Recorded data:
● ● ● ●

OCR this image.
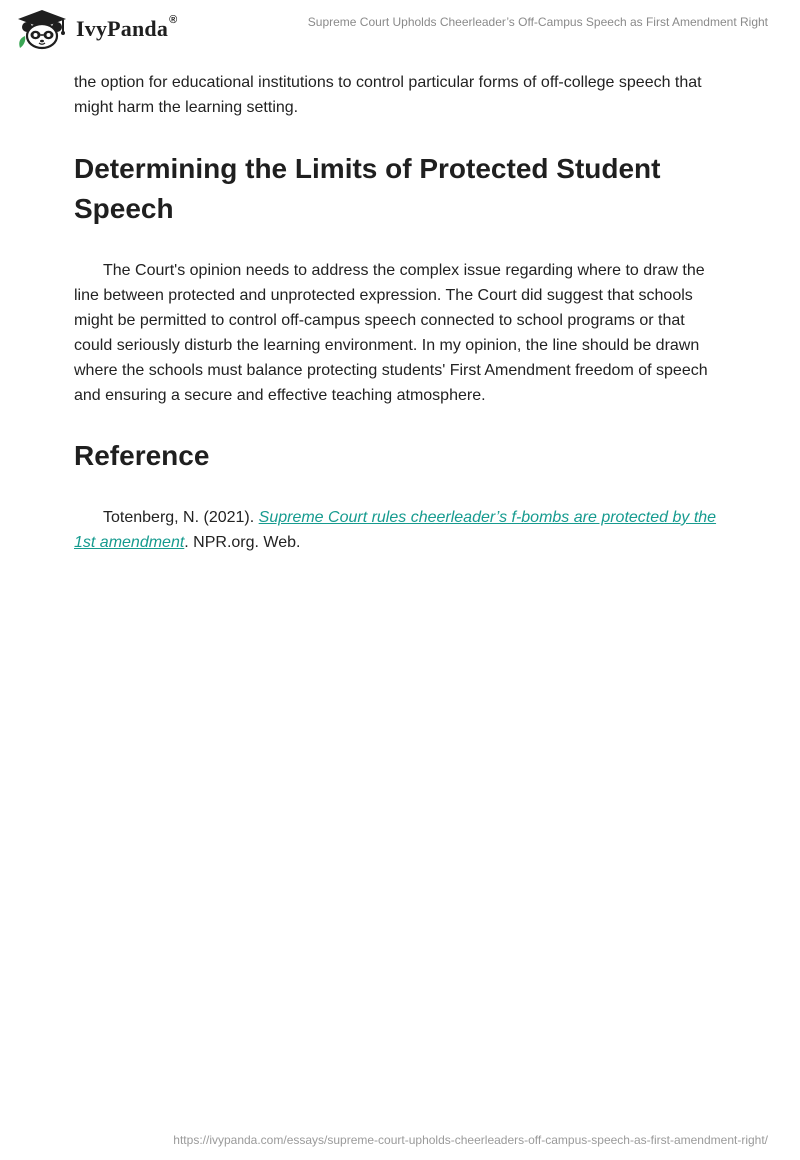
IvyPanda®	Supreme Court Upholds Cheerleader’s Off-Campus Speech as First Amendment Right

the option for educational institutions to control particular forms of off-college speech that might harm the learning setting.

Determining the Limits of Protected Student Speech

The Court's opinion needs to address the complex issue regarding where to draw the line between protected and unprotected expression. The Court did suggest that schools might be permitted to control off-campus speech connected to school programs or that could seriously disturb the learning environment. In my opinion, the line should be drawn where the schools must balance protecting students' First Amendment freedom of speech and ensuring a secure and effective teaching atmosphere.

Reference

Totenberg, N. (2021). Supreme Court rules cheerleader’s f-bombs are protected by the 1st amendment. NPR.org. Web.

https://ivypanda.com/essays/supreme-court-upholds-cheerleaders-off-campus-speech-as-first-amendment-right/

● ● ● ●

▶ [The request]:
Write out the entries again, exactly as given, skipping any images.

▶ [Reply to the task]:
OCR this image.
IvyPanda®	Supreme Court Upholds Cheerleader’s Off-Campus Speech as First Amendment Right

the option for educational institutions to control particular forms of off-college speech that might harm the learning setting.

Determining the Limits of Protected Student Speech

The Court's opinion needs to address the complex issue regarding where to draw the line between protected and unprotected expression. The Court did suggest that schools might be permitted to control off-campus speech connected to school programs or that could seriously disturb the learning environment. In my opinion, the line should be drawn where the schools must balance protecting students' First Amendment freedom of speech and ensuring a secure and effective teaching atmosphere.

Reference

Totenberg, N. (2021). Supreme Court rules cheerleader’s f-bombs are protected by the 1st amendment. NPR.org. Web.

https://ivypanda.com/essays/supreme-court-upholds-cheerleaders-off-campus-speech-as-first-amendment-right/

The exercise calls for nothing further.